----- Materials provided -----

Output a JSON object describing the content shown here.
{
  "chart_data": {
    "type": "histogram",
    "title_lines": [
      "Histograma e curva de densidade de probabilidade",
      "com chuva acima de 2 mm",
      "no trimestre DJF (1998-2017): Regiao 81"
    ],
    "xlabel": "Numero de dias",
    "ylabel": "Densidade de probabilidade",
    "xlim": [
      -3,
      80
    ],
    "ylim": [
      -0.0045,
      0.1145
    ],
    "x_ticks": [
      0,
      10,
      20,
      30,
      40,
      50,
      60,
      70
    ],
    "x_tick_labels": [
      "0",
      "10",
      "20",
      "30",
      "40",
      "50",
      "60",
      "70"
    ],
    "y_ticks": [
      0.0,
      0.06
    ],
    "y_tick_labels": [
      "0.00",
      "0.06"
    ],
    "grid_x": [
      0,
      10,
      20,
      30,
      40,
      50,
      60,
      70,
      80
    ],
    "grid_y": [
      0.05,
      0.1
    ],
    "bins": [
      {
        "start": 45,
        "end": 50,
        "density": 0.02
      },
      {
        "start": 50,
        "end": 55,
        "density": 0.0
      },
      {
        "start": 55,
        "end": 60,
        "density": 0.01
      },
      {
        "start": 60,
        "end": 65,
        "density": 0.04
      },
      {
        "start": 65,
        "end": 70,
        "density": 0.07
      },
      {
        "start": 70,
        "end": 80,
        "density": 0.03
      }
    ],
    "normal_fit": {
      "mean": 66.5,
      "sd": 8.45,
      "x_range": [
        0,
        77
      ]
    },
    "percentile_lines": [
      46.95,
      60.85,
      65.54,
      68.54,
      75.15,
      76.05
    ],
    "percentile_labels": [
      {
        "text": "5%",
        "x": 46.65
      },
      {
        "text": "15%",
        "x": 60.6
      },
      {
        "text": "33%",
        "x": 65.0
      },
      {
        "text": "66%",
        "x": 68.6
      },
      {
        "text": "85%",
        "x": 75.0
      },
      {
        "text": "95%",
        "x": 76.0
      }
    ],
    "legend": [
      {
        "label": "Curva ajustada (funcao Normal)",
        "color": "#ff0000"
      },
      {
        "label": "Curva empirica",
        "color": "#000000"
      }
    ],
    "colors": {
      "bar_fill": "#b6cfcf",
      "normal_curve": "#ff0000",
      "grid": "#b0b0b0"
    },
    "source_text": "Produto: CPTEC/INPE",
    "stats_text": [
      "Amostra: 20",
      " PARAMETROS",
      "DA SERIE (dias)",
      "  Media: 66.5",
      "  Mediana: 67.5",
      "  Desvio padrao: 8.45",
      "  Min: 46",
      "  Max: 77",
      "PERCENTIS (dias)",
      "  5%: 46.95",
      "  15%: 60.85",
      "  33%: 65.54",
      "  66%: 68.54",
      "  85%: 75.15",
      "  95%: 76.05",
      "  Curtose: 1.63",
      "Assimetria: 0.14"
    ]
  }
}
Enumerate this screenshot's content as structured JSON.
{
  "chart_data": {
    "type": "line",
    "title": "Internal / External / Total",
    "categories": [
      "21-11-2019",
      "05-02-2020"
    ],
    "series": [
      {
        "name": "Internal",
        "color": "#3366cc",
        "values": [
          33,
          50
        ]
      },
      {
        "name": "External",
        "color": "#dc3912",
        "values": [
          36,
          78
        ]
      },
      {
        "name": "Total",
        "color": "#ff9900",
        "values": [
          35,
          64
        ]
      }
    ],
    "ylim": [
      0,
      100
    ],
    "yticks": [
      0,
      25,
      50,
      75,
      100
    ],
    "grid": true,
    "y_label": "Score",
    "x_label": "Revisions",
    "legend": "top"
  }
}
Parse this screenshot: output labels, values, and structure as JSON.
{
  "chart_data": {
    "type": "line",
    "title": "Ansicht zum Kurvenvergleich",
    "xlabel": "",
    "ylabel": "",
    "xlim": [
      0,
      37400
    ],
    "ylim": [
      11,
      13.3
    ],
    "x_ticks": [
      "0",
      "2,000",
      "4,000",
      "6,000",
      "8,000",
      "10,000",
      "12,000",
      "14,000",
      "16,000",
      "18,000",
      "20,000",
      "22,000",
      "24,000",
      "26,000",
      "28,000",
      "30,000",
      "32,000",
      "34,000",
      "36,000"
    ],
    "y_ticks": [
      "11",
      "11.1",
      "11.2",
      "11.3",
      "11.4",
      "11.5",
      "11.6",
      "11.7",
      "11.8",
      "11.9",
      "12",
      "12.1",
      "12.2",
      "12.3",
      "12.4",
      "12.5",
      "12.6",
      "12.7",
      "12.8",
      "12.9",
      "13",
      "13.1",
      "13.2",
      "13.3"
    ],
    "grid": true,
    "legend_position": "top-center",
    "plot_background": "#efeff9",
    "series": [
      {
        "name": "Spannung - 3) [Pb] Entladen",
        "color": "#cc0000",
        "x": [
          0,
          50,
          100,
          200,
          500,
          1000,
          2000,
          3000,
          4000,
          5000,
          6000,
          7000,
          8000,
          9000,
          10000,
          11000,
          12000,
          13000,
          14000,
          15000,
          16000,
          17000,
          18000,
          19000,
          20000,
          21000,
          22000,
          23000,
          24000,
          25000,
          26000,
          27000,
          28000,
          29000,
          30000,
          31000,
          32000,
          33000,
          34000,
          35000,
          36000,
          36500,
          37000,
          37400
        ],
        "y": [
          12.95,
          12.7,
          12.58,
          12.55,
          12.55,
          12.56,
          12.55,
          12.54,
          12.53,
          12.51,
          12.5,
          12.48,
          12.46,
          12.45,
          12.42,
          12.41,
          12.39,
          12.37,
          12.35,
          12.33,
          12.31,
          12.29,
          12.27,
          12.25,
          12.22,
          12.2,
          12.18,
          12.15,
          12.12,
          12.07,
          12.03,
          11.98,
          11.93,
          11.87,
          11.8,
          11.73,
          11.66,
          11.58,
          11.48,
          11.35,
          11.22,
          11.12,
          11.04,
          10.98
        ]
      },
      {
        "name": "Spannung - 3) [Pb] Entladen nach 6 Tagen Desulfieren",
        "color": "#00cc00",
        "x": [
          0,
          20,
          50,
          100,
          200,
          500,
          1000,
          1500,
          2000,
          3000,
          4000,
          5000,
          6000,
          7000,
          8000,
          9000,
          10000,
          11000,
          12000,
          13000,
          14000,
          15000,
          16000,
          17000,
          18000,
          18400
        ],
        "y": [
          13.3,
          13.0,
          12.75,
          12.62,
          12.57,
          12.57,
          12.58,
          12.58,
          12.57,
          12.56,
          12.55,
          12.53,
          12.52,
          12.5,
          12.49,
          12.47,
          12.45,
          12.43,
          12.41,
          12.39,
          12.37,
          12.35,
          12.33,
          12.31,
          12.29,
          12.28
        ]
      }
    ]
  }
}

-----

Without leaving anything out, quote all the data.

* Exercise answer
Output a JSON object describing the content shown here.
{
  "chart_data": {
    "type": "histogram",
    "title_lines": [
      "Histograma e curva de densidade de probabilidade",
      "com chuva acima de 2 mm",
      "no trimestre DJF (1998-2017): Regiao 81"
    ],
    "xlabel": "Numero de dias",
    "ylabel": "Densidade de probabilidade",
    "xlim": [
      -3,
      80
    ],
    "ylim": [
      -0.0045,
      0.1145
    ],
    "x_ticks": [
      0,
      10,
      20,
      30,
      40,
      50,
      60,
      70
    ],
    "x_tick_labels": [
      "0",
      "10",
      "20",
      "30",
      "40",
      "50",
      "60",
      "70"
    ],
    "y_ticks": [
      0.0,
      0.06
    ],
    "y_tick_labels": [
      "0.00",
      "0.06"
    ],
    "grid_x": [
      0,
      10,
      20,
      30,
      40,
      50,
      60,
      70,
      80
    ],
    "grid_y": [
      0.05,
      0.1
    ],
    "bins": [
      {
        "start": 45,
        "end": 50,
        "density": 0.02
      },
      {
        "start": 50,
        "end": 55,
        "density": 0.0
      },
      {
        "start": 55,
        "end": 60,
        "density": 0.01
      },
      {
        "start": 60,
        "end": 65,
        "density": 0.04
      },
      {
        "start": 65,
        "end": 70,
        "density": 0.07
      },
      {
        "start": 70,
        "end": 80,
        "density": 0.03
      }
    ],
    "normal_fit": {
      "mean": 66.5,
      "sd": 8.45,
      "x_range": [
        0,
        77
      ]
    },
    "percentile_lines": [
      46.95,
      60.85,
      65.54,
      68.54,
      75.15,
      76.05
    ],
    "percentile_labels": [
      {
        "text": "5%",
        "x": 46.65
      },
      {
        "text": "15%",
        "x": 60.6
      },
      {
        "text": "33%",
        "x": 65.0
      },
      {
        "text": "66%",
        "x": 68.6
      },
      {
        "text": "85%",
        "x": 75.0
      },
      {
        "text": "95%",
        "x": 76.0
      }
    ],
    "legend": [
      {
        "label": "Curva ajustada (funcao Normal)",
        "color": "#ff0000"
      },
      {
        "label": "Curva empirica",
        "color": "#000000"
      }
    ],
    "colors": {
      "bar_fill": "#b6cfcf",
      "normal_curve": "#ff0000",
      "grid": "#b0b0b0"
    },
    "source_text": "Produto: CPTEC/INPE",
    "stats_text": [
      "Amostra: 20",
      " PARAMETROS",
      "DA SERIE (dias)",
      "  Media: 66.5",
      "  Mediana: 67.5",
      "  Desvio padrao: 8.45",
      "  Min: 46",
      "  Max: 77",
      "PERCENTIS (dias)",
      "  5%: 46.95",
      "  15%: 60.85",
      "  33%: 65.54",
      "  66%: 68.54",
      "  85%: 75.15",
      "  95%: 76.05",
      "  Curtose: 1.63",
      "Assimetria: 0.14"
    ]
  }
}
Enumerate this screenshot's content as structured JSON.
{
  "chart_data": {
    "type": "line",
    "title": "Internal / External / Total",
    "categories": [
      "21-11-2019",
      "05-02-2020"
    ],
    "series": [
      {
        "name": "Internal",
        "color": "#3366cc",
        "values": [
          33,
          50
        ]
      },
      {
        "name": "External",
        "color": "#dc3912",
        "values": [
          36,
          78
        ]
      },
      {
        "name": "Total",
        "color": "#ff9900",
        "values": [
          35,
          64
        ]
      }
    ],
    "ylim": [
      0,
      100
    ],
    "yticks": [
      0,
      25,
      50,
      75,
      100
    ],
    "grid": true,
    "y_label": "Score",
    "x_label": "Revisions",
    "legend": "top"
  }
}
Parse this screenshot: output labels, values, and structure as JSON.
{
  "chart_data": {
    "type": "line",
    "title": "Ansicht zum Kurvenvergleich",
    "xlabel": "",
    "ylabel": "",
    "xlim": [
      0,
      37400
    ],
    "ylim": [
      11,
      13.3
    ],
    "x_ticks": [
      "0",
      "2,000",
      "4,000",
      "6,000",
      "8,000",
      "10,000",
      "12,000",
      "14,000",
      "16,000",
      "18,000",
      "20,000",
      "22,000",
      "24,000",
      "26,000",
      "28,000",
      "30,000",
      "32,000",
      "34,000",
      "36,000"
    ],
    "y_ticks": [
      "11",
      "11.1",
      "11.2",
      "11.3",
      "11.4",
      "11.5",
      "11.6",
      "11.7",
      "11.8",
      "11.9",
      "12",
      "12.1",
      "12.2",
      "12.3",
      "12.4",
      "12.5",
      "12.6",
      "12.7",
      "12.8",
      "12.9",
      "13",
      "13.1",
      "13.2",
      "13.3"
    ],
    "grid": true,
    "legend_position": "top-center",
    "plot_background": "#efeff9",
    "series": [
      {
        "name": "Spannung - 3) [Pb] Entladen",
        "color": "#cc0000",
        "x": [
          0,
          50,
          100,
          200,
          500,
          1000,
          2000,
          3000,
          4000,
          5000,
          6000,
          7000,
          8000,
          9000,
          10000,
          11000,
          12000,
          13000,
          14000,
          15000,
          16000,
          17000,
          18000,
          19000,
          20000,
          21000,
          22000,
          23000,
          24000,
          25000,
          26000,
          27000,
          28000,
          29000,
          30000,
          31000,
          32000,
          33000,
          34000,
          35000,
          36000,
          36500,
          37000,
          37400
        ],
        "y": [
          12.95,
          12.7,
          12.58,
          12.55,
          12.55,
          12.56,
          12.55,
          12.54,
          12.53,
          12.51,
          12.5,
          12.48,
          12.46,
          12.45,
          12.42,
          12.41,
          12.39,
          12.37,
          12.35,
          12.33,
          12.31,
          12.29,
          12.27,
          12.25,
          12.22,
          12.2,
          12.18,
          12.15,
          12.12,
          12.07,
          12.03,
          11.98,
          11.93,
          11.87,
          11.8,
          11.73,
          11.66,
          11.58,
          11.48,
          11.35,
          11.22,
          11.12,
          11.04,
          10.98
        ]
      },
      {
        "name": "Spannung - 3) [Pb] Entladen nach 6 Tagen Desulfieren",
        "color": "#00cc00",
        "x": [
          0,
          20,
          50,
          100,
          200,
          500,
          1000,
          1500,
          2000,
          3000,
          4000,
          5000,
          6000,
          7000,
          8000,
          9000,
          10000,
          11000,
          12000,
          13000,
          14000,
          15000,
          16000,
          17000,
          18000,
          18400
        ],
        "y": [
          13.3,
          13.0,
          12.75,
          12.62,
          12.57,
          12.57,
          12.58,
          12.58,
          12.57,
          12.56,
          12.55,
          12.53,
          12.52,
          12.5,
          12.49,
          12.47,
          12.45,
          12.43,
          12.41,
          12.39,
          12.37,
          12.35,
          12.33,
          12.31,
          12.29,
          12.28
        ]
      }
    ]
  }
}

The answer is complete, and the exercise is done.